#### [AIM OF THE EXERCISE]
Pull out each line of the data that includes the word "Contains".
----- DATA EXTRACT -----
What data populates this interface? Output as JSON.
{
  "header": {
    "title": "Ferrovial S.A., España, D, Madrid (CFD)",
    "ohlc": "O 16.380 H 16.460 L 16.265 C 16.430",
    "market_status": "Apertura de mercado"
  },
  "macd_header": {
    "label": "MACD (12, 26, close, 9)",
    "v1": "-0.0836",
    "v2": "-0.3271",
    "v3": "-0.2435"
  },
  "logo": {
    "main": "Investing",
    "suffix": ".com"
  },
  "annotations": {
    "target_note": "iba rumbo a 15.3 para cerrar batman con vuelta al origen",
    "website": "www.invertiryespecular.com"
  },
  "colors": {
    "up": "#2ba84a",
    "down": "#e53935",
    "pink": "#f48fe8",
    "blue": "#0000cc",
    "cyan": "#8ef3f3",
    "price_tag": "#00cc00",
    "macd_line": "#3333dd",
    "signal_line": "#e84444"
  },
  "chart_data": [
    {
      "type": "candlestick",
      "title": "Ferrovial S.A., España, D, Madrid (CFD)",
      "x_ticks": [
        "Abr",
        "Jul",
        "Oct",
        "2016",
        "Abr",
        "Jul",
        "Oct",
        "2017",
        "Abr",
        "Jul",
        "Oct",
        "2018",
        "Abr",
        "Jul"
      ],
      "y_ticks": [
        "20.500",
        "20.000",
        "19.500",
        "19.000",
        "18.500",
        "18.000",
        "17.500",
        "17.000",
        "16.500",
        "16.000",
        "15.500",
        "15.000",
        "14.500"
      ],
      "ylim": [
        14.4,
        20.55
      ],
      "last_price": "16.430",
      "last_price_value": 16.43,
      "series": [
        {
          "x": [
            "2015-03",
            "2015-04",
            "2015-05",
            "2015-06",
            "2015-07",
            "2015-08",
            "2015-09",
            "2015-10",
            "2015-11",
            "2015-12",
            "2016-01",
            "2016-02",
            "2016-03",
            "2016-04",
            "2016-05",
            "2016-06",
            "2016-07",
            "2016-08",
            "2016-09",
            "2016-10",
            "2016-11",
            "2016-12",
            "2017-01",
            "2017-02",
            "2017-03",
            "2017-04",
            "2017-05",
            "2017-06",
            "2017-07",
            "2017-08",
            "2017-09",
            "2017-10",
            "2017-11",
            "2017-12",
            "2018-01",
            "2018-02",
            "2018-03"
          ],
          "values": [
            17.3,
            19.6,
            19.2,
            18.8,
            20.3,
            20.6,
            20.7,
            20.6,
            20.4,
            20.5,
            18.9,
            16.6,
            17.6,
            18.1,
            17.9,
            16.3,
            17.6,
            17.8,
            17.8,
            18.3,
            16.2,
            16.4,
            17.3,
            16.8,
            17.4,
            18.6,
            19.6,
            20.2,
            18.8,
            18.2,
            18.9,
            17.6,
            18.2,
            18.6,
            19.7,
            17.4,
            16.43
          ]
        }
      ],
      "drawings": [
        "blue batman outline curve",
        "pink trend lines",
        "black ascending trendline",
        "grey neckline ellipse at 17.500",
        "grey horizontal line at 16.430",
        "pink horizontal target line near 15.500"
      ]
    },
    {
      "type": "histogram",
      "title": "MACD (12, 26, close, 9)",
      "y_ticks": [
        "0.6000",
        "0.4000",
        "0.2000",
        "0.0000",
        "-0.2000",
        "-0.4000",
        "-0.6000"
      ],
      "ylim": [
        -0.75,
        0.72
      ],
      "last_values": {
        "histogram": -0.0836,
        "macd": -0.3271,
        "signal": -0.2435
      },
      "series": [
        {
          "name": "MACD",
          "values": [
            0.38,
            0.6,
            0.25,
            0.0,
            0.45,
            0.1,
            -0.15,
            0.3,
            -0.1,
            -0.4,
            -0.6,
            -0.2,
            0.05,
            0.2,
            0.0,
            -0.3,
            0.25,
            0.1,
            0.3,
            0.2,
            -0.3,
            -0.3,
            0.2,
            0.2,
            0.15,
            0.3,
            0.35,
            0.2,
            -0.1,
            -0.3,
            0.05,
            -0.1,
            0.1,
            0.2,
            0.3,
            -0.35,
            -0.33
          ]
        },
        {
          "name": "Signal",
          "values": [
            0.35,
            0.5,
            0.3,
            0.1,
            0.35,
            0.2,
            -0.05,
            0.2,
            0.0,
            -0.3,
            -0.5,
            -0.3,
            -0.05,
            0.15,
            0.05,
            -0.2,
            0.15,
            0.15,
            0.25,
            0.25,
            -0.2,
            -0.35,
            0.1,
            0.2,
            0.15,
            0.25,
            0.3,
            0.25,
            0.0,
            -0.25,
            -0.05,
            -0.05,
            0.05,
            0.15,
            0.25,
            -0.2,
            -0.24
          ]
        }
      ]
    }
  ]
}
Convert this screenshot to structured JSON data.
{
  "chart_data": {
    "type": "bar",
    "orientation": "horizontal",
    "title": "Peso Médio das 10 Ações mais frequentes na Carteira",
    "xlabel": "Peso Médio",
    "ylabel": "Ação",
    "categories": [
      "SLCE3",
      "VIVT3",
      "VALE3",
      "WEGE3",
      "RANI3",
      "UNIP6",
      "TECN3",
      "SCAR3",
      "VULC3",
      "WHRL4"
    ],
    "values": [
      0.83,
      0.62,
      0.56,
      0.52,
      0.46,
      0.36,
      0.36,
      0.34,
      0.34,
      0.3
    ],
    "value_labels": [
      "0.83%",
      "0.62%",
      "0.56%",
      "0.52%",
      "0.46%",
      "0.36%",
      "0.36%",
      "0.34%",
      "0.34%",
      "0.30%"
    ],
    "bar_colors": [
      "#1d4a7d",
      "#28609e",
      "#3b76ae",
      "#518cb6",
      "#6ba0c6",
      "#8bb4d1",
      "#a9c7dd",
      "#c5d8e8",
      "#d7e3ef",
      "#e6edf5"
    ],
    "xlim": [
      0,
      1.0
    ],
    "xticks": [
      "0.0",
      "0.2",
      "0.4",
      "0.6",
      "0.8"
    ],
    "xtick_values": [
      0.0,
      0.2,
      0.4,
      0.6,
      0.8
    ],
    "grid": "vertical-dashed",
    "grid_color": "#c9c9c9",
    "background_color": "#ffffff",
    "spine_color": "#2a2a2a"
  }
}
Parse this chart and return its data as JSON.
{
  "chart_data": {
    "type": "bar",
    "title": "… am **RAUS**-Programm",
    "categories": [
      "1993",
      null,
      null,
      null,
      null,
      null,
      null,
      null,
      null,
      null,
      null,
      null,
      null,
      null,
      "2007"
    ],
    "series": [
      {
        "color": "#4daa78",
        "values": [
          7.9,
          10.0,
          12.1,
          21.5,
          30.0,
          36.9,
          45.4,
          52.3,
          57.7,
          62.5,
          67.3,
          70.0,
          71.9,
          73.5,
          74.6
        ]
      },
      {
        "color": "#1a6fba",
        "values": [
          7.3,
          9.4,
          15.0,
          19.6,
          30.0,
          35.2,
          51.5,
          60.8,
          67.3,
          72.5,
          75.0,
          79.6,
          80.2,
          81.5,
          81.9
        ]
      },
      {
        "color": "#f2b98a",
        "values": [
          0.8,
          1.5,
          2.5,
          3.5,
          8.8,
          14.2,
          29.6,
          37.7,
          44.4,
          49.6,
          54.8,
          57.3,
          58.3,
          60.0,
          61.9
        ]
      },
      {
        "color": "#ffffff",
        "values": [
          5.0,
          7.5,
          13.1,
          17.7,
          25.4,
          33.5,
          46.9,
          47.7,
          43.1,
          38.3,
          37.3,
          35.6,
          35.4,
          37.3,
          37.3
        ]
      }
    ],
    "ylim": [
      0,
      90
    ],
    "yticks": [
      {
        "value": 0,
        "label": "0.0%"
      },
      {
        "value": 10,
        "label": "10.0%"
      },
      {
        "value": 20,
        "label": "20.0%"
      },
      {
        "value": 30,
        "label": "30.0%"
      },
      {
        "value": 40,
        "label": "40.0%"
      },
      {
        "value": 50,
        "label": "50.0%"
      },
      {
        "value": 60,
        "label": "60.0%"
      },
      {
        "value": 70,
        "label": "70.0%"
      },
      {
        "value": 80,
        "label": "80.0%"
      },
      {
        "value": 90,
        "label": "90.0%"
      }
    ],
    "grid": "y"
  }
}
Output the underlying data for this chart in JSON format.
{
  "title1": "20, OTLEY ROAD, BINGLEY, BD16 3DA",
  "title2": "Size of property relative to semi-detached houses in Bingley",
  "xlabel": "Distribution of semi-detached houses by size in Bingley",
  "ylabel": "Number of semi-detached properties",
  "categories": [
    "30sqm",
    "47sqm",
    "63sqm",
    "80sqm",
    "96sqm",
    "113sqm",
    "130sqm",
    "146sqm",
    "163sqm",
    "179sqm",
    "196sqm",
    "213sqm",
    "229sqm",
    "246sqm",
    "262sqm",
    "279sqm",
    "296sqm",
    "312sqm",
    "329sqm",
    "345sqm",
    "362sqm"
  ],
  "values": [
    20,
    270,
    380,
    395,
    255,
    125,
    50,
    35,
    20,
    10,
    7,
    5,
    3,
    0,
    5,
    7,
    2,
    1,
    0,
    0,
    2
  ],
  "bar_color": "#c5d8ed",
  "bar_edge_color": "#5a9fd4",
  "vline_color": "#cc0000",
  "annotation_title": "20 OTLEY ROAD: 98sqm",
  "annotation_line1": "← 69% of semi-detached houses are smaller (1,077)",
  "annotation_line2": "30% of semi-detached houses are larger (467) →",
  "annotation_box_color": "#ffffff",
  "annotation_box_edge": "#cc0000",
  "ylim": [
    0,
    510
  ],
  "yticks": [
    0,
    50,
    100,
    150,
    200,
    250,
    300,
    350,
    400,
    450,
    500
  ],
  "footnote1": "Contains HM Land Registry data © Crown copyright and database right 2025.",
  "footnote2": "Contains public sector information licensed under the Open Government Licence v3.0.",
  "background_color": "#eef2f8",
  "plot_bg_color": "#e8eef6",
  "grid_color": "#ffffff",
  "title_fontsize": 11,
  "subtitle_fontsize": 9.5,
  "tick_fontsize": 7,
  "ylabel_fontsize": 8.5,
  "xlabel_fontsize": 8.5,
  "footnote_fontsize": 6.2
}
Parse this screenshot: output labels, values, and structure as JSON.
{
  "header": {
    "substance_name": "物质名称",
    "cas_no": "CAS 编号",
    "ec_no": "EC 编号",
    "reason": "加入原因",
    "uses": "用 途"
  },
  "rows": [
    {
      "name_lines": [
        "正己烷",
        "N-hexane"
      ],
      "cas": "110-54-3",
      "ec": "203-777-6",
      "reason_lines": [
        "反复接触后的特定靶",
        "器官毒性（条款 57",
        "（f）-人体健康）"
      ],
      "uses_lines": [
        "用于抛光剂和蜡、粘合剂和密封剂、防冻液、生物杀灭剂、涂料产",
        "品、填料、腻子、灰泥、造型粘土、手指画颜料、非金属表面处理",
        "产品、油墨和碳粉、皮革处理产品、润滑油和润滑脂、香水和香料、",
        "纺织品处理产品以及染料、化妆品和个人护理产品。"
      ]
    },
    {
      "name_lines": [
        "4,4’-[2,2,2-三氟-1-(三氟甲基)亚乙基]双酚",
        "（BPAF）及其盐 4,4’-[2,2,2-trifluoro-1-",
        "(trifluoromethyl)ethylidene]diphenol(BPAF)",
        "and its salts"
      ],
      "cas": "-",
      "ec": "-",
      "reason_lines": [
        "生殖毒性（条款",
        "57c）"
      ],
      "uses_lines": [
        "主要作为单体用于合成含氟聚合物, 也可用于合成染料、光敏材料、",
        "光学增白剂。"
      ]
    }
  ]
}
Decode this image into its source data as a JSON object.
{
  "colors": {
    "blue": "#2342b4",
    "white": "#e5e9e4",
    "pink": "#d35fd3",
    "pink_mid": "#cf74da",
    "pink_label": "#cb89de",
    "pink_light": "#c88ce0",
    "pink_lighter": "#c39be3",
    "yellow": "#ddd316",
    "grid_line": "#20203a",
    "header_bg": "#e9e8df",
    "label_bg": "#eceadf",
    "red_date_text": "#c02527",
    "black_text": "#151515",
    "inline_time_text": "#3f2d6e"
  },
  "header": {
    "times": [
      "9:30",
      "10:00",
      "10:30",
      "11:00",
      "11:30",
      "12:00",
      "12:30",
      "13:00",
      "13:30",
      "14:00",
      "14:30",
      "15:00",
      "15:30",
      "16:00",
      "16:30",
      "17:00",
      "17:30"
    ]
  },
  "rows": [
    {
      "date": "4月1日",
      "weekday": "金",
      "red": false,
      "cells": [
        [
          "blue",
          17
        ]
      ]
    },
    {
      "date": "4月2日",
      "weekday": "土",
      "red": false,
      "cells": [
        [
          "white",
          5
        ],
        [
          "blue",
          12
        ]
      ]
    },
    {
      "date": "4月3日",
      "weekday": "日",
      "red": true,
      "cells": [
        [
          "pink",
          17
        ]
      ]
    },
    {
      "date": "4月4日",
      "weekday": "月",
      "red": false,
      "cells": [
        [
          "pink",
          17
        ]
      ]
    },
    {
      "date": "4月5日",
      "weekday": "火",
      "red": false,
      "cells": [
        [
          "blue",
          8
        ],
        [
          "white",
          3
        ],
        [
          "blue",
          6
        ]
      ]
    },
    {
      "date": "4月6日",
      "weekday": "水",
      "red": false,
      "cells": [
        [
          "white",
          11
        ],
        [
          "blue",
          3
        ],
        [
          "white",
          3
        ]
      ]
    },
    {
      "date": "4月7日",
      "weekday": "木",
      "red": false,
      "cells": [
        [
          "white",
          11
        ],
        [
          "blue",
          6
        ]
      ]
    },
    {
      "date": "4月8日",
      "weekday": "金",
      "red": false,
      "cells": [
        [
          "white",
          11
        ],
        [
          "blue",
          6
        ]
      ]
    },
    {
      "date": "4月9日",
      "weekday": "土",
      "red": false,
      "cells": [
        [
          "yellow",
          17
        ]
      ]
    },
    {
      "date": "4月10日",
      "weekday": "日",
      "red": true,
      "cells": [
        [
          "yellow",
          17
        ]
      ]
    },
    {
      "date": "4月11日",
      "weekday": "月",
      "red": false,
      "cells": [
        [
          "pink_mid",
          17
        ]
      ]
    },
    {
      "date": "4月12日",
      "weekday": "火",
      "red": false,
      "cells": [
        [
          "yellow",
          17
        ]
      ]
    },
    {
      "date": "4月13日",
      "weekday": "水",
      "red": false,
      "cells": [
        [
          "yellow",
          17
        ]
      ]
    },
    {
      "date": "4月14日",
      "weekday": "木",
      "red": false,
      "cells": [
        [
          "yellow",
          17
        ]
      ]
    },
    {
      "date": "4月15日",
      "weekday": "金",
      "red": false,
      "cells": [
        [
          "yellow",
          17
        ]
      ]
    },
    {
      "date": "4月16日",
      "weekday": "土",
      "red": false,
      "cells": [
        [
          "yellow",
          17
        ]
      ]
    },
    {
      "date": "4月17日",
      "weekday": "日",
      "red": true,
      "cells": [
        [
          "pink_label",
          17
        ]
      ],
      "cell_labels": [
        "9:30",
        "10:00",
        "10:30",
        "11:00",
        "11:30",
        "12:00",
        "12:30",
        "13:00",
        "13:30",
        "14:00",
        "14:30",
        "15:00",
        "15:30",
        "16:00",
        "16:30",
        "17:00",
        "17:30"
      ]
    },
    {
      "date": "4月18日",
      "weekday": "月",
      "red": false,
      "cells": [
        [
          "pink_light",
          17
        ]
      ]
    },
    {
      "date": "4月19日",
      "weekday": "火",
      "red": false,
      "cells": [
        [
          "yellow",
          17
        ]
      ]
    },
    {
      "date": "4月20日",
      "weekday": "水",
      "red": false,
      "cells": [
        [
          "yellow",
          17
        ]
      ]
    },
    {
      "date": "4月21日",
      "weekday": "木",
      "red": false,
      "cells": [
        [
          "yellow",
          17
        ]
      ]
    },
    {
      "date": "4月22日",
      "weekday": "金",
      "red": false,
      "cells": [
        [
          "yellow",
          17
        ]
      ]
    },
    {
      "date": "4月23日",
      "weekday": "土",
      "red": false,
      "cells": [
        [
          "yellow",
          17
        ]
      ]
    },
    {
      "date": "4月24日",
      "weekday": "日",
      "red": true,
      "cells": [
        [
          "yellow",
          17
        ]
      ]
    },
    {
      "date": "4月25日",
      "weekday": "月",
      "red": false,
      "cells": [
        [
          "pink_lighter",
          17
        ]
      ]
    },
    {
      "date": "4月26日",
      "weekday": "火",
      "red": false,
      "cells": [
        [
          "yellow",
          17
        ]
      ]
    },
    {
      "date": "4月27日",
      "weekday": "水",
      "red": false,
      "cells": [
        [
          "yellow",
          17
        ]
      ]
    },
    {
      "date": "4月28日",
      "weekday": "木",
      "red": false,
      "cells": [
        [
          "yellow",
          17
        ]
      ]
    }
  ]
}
-----
#### [TASK RESULT]
  "footnote1": "Contains HM Land Registry data © Crown copyright and database right 2025.",
  "footnote2": "Contains public sector information licensed under the Open Government Licence v3.0.",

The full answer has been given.